(Registros de anotação de coordenadas)

··········

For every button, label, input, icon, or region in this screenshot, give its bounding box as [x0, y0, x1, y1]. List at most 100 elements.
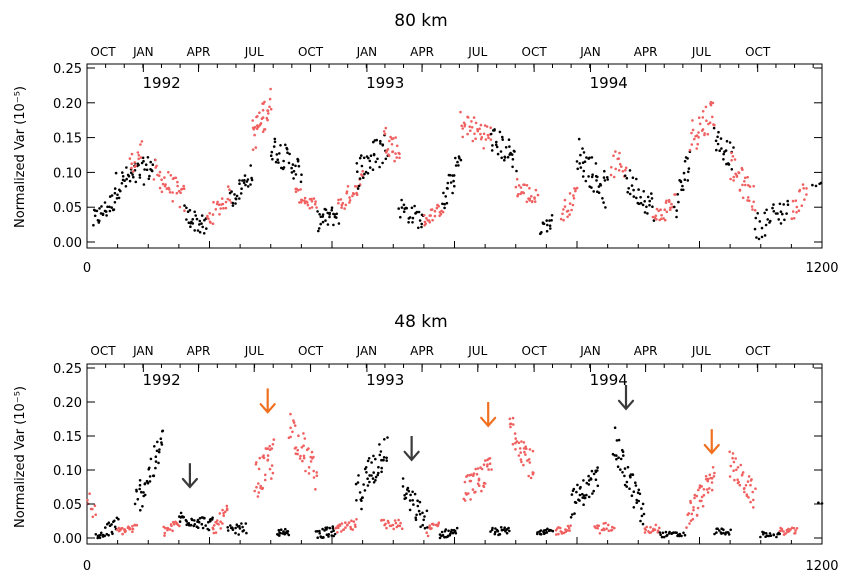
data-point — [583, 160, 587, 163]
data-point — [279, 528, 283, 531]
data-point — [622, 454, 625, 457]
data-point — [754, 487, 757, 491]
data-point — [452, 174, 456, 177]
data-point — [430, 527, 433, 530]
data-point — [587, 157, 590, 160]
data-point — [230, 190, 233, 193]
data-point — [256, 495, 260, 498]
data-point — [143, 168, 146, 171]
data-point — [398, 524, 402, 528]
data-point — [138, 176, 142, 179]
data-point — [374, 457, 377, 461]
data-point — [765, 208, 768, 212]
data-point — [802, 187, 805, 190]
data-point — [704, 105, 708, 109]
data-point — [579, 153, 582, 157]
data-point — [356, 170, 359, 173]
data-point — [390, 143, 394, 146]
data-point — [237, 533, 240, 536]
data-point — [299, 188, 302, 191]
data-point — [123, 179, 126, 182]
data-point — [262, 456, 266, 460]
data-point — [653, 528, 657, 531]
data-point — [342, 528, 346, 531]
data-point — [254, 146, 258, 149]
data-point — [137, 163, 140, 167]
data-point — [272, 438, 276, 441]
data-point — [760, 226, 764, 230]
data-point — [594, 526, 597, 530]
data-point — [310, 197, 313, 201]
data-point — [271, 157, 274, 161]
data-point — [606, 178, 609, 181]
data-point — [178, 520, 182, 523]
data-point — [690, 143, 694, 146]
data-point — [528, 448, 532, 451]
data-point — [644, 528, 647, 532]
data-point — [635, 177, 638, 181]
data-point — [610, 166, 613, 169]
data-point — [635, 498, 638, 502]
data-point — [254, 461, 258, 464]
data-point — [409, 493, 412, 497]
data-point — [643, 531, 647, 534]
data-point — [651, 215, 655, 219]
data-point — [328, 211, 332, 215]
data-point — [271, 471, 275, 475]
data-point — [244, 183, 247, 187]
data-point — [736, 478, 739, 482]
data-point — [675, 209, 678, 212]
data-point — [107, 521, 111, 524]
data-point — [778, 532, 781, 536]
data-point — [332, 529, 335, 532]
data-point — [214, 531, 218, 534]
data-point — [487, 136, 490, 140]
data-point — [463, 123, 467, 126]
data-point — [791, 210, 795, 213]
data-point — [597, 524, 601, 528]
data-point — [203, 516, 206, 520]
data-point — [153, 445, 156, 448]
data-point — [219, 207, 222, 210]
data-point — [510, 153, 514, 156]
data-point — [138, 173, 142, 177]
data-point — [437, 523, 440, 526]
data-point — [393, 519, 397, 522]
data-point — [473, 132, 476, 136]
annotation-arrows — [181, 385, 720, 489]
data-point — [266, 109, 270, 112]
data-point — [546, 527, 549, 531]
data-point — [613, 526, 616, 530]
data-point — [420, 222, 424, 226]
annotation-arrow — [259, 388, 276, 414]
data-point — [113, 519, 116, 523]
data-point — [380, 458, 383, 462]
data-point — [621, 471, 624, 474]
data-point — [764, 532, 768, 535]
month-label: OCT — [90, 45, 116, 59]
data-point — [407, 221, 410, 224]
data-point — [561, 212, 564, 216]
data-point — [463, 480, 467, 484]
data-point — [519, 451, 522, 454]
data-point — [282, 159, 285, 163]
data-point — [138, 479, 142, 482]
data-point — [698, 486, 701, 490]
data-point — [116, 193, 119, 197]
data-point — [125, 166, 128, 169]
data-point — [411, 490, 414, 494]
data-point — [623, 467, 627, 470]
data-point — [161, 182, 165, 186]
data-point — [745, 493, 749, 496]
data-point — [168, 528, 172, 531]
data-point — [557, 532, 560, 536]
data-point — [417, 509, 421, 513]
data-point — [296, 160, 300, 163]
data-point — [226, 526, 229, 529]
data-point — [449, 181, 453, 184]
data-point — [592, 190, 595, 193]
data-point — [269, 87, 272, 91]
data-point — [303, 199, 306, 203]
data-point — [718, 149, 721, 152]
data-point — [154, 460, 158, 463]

··········

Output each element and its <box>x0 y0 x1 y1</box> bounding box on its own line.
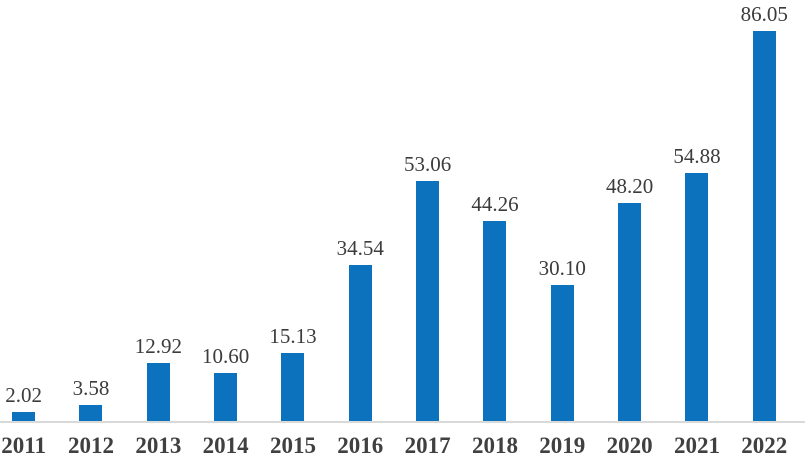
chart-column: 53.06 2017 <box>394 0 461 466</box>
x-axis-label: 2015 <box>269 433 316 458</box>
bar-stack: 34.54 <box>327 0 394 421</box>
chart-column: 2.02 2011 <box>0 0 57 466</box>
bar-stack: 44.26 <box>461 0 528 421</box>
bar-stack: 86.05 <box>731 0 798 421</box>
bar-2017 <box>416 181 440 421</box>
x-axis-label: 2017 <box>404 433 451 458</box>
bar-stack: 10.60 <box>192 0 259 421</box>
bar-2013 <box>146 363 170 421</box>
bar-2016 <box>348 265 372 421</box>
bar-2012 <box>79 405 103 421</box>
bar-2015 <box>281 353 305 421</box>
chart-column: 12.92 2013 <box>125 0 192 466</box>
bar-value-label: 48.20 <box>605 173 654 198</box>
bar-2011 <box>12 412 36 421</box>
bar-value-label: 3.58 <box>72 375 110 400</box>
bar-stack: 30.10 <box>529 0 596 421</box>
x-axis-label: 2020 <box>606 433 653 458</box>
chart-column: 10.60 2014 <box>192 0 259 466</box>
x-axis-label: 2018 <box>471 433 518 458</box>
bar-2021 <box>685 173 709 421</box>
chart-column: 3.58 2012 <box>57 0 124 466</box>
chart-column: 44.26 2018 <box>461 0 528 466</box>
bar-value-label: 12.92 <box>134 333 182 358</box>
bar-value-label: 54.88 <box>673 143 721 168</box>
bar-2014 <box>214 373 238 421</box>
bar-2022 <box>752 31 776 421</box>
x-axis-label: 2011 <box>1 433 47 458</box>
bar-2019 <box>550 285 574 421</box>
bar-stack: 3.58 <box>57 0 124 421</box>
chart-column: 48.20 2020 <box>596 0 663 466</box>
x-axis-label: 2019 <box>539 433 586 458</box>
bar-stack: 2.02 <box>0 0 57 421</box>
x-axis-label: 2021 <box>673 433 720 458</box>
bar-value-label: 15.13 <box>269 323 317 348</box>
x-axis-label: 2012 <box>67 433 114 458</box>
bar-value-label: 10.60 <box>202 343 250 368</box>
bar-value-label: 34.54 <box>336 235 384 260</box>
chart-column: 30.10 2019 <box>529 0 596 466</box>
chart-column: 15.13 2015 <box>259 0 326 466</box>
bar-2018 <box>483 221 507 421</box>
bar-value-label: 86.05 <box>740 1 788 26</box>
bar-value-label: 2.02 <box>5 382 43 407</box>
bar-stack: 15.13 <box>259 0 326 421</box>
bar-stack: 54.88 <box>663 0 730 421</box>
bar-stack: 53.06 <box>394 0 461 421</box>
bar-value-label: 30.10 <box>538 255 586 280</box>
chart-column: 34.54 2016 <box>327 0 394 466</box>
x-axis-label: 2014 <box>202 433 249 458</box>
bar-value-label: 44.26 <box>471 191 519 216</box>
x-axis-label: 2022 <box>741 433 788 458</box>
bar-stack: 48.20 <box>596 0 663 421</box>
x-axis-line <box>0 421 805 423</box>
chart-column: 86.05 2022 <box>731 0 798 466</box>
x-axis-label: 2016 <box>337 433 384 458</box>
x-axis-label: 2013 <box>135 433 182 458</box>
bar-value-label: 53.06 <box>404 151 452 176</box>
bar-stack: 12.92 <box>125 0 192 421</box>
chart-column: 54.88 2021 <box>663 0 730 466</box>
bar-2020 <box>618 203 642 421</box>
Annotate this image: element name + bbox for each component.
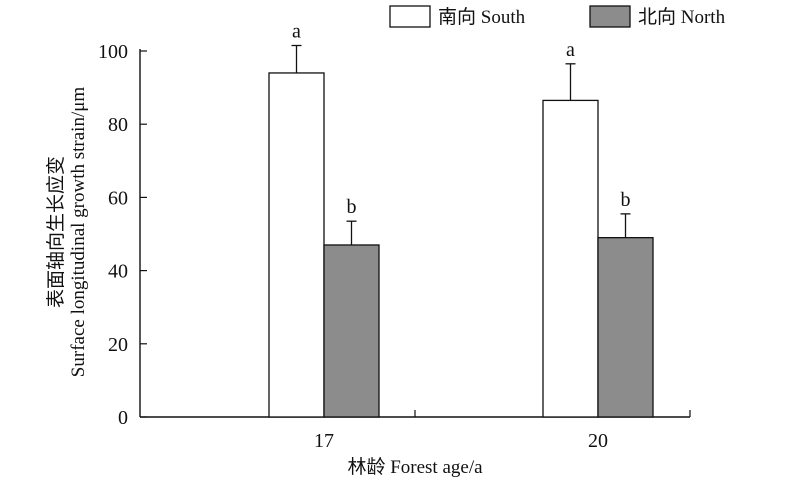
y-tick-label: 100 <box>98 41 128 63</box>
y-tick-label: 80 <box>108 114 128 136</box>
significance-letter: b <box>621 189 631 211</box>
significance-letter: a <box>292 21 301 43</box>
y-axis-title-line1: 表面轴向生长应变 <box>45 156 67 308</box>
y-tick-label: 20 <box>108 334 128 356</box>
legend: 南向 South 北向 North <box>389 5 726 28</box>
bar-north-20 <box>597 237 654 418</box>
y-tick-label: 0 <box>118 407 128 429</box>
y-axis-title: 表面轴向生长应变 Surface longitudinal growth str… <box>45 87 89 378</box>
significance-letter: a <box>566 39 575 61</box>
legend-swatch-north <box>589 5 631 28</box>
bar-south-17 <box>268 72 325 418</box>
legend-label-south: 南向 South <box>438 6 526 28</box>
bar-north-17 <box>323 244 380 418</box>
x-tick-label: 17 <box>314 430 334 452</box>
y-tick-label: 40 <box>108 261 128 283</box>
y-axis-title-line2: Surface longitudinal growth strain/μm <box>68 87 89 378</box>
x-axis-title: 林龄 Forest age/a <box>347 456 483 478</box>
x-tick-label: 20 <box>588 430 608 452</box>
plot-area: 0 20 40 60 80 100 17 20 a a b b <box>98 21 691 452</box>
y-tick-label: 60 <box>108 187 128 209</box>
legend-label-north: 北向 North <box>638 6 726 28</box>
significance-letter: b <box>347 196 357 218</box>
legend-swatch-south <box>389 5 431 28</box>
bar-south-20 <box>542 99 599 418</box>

··········

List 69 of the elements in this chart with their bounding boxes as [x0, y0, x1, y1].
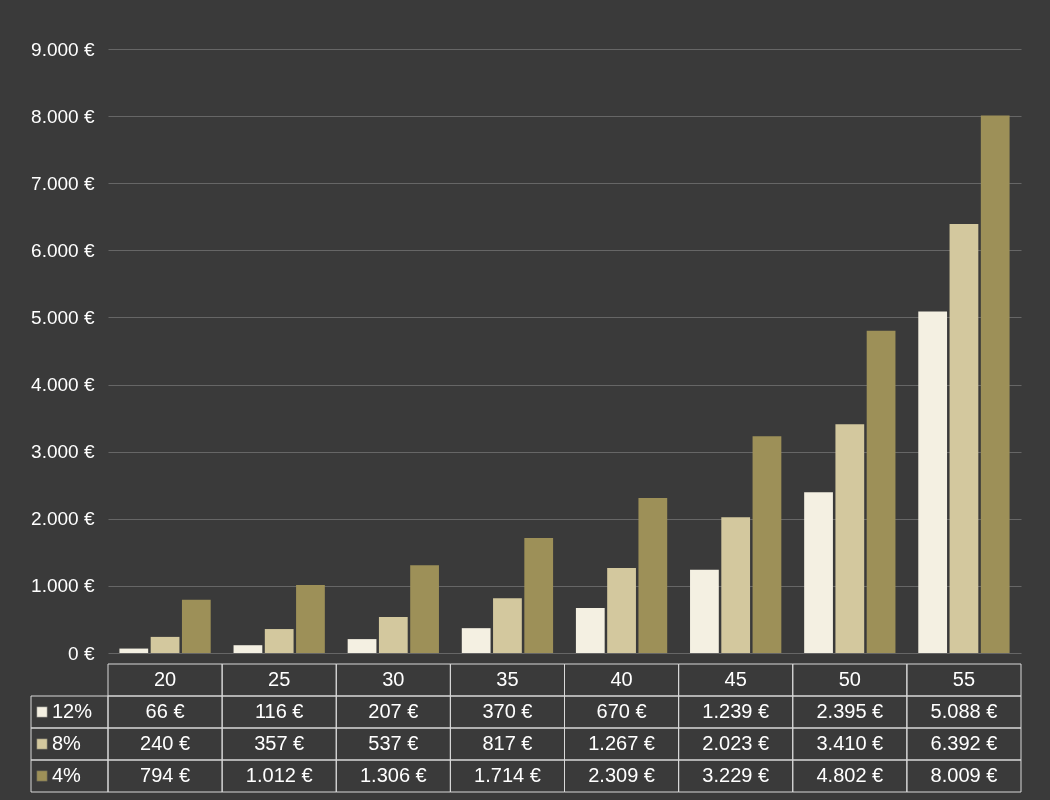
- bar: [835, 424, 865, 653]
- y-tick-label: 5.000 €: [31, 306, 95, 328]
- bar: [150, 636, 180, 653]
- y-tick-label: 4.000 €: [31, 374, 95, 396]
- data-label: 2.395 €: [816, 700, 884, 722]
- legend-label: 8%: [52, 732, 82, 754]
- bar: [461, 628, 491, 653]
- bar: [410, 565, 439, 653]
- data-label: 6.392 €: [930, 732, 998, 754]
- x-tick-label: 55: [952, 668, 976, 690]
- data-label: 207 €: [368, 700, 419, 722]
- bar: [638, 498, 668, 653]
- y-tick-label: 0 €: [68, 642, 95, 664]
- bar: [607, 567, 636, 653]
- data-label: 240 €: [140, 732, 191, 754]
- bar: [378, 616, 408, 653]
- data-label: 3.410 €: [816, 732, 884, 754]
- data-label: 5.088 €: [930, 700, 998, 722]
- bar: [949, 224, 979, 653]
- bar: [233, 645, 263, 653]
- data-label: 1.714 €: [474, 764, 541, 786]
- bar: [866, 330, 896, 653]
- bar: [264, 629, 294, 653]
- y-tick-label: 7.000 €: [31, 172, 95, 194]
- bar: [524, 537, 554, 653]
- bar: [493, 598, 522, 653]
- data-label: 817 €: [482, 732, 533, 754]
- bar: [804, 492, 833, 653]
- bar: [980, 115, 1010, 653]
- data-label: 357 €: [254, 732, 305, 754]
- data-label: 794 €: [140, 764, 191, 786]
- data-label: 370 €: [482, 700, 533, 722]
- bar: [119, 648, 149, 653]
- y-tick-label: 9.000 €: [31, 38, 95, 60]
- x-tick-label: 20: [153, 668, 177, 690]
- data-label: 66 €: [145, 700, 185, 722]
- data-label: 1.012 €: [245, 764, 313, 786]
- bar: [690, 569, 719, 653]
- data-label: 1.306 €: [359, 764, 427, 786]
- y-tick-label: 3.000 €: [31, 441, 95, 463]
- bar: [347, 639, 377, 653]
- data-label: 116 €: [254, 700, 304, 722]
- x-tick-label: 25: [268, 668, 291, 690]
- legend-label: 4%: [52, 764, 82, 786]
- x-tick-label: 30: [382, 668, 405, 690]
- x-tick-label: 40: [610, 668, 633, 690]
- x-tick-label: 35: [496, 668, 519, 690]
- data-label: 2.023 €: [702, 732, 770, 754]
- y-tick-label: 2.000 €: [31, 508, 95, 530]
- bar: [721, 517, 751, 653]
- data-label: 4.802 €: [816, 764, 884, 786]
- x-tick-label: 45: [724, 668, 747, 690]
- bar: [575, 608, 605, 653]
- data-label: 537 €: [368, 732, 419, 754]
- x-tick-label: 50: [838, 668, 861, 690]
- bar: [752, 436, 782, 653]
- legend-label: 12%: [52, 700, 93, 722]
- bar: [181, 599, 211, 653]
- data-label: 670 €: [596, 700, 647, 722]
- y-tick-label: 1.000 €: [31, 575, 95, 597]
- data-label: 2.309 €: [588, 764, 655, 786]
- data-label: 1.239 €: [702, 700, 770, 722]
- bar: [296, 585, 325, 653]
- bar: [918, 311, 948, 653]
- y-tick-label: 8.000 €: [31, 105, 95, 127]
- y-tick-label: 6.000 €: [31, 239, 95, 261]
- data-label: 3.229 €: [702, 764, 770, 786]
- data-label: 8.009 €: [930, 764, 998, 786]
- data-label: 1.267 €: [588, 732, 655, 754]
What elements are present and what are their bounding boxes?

··········

▶ _O QUE FAZER_
Converta em uma tabela Markdown, com as colunas Índice e Linha, o trecho que vai da linha que contém "- bar: [835, 424, 865, 653]" até a linha que contém "- bar: [233, 645, 263, 653]", inclusive, sem as linhas em branco.

▶ _EXERCÍCIO RESOLVIDO_
| Índice | Linha |
|---|---|
| 1 | - bar: [835, 424, 865, 653] |
| 2 | - y-tick-label: 5.000 €: [31, 306, 95, 328] |
| 3 | - bar: [150, 636, 180, 653] |
| 4 | - y-tick-label: 4.000 €: [31, 374, 95, 396] |
| 5 | - data-label: 2.395 €: [816, 700, 884, 722] |
| 6 | - legend-label: 8%: [52, 732, 82, 754] |
| 7 | - bar: [461, 628, 491, 653] |
| 8 | - bar: [410, 565, 439, 653] |
| 9 | - data-label: 6.392 €: [930, 732, 998, 754] |
| 10 | - x-tick-label: 55: [952, 668, 976, 690] |
| 11 | - data-label: 207 €: [368, 700, 419, 722] |
| 12 | - bar: [638, 498, 668, 653] |
| 13 | - y-tick-label: 0 €: [68, 642, 95, 664] |
| 14 | - bar: [607, 567, 636, 653] |
| 15 | - data-label: 240 €: [140, 732, 191, 754] |
| 16 | - bar: [378, 616, 408, 653] |
| 17 | - data-label: 3.410 €: [816, 732, 884, 754] |
| 18 | - data-label: 5.088 €: [930, 700, 998, 722] |
| 19 | - bar: [949, 224, 979, 653] |
| 20 | - bar: [233, 645, 263, 653] |